==== Record extracts
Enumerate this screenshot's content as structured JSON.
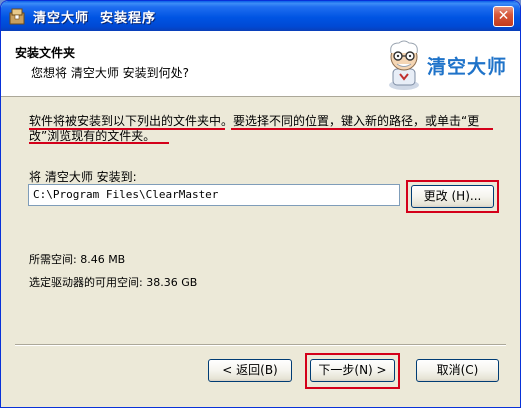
{
  "window": {
    "title": "清空大师  安装程序",
    "close_glyph": "✕"
  },
  "header": {
    "title": "安装文件夹",
    "subtitle": "您想将 清空大师 安装到何处?",
    "logo_text": "清空大师"
  },
  "description": {
    "line1_part1": "软件将被安装到以下列出的文件夹中。",
    "line1_part2": "要选择不同的位置，键入新的路径，或单击“更",
    "line2": "改”浏览现有的文件夹。"
  },
  "install_path": {
    "label": "将 清空大师 安装到:",
    "value": "C:\\Program Files\\ClearMaster"
  },
  "buttons": {
    "browse": "更改 (H)...",
    "back": "< 返回(B)",
    "next": "下一步(N) >",
    "cancel": "取消(C)"
  },
  "space": {
    "required": "所需空间: 8.46 MB",
    "available": "选定驱动器的可用空间: 38.36 GB"
  },
  "colors": {
    "title_bar": "#0054e3",
    "highlight_red": "#d4001a",
    "logo_blue": "#1f73c9",
    "window_bg": "#ece9d8"
  }
}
========
__Exercise instructions__
Of the lines above, how many include the word "清空大师"? Reply with the number only.

__Exercise output__
4